Your objective: Tally the lines of the data that include the word "Archeological" and state the total, nothing else.

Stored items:

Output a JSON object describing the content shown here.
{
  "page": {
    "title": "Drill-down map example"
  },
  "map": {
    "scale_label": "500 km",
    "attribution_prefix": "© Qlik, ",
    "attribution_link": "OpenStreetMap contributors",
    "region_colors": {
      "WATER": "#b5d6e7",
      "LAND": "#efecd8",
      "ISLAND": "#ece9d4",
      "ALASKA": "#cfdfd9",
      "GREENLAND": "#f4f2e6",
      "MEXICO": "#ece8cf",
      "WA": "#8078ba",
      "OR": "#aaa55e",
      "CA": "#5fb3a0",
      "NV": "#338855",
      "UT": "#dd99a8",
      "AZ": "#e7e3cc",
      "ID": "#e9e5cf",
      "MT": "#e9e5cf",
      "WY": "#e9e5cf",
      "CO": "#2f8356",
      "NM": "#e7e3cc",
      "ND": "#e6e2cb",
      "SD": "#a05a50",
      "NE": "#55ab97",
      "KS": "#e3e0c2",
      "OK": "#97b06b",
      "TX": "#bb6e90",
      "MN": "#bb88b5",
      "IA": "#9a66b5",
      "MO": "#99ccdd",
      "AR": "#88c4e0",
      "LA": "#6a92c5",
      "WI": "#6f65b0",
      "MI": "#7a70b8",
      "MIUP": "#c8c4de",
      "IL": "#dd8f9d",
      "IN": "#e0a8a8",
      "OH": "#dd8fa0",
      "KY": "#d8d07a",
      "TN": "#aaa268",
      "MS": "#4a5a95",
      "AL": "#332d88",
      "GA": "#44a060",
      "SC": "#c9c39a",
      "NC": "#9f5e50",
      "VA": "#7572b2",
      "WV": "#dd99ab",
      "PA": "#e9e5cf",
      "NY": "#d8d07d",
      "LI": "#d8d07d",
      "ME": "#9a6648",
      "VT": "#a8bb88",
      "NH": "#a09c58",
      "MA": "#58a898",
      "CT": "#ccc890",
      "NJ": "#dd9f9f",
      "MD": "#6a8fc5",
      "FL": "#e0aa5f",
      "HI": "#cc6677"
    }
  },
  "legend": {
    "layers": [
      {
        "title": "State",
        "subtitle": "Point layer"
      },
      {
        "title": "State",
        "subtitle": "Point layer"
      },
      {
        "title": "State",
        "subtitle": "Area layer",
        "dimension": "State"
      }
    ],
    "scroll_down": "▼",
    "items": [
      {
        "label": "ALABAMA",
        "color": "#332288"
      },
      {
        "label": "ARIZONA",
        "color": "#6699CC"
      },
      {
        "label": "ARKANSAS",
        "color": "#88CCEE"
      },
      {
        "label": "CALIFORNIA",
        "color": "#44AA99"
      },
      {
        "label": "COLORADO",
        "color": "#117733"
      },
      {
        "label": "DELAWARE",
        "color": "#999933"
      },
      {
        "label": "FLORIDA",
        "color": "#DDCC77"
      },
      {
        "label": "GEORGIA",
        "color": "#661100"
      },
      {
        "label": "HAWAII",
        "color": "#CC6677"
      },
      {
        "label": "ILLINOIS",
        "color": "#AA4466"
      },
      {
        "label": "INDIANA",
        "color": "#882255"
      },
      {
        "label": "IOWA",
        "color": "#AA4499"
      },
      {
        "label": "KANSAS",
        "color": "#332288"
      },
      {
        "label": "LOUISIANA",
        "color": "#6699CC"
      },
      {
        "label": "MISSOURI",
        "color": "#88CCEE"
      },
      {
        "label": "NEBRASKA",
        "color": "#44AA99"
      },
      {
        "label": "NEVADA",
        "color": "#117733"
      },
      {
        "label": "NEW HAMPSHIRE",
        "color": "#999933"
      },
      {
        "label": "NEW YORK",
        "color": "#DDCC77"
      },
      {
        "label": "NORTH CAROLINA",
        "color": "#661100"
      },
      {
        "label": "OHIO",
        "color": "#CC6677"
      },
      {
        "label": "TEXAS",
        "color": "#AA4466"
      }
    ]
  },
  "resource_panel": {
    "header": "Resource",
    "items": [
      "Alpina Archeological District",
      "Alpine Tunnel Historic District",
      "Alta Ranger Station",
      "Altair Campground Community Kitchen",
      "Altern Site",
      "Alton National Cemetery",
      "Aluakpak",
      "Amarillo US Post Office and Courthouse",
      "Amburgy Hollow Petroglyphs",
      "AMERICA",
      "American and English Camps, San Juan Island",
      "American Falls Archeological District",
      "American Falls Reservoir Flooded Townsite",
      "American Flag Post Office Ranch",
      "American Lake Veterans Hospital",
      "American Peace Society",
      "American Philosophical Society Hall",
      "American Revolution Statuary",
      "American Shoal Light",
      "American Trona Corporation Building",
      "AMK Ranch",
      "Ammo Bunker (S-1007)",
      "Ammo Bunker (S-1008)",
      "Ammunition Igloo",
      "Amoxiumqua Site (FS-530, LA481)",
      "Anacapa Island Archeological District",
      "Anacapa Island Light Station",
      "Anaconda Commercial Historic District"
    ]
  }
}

Full answer: 3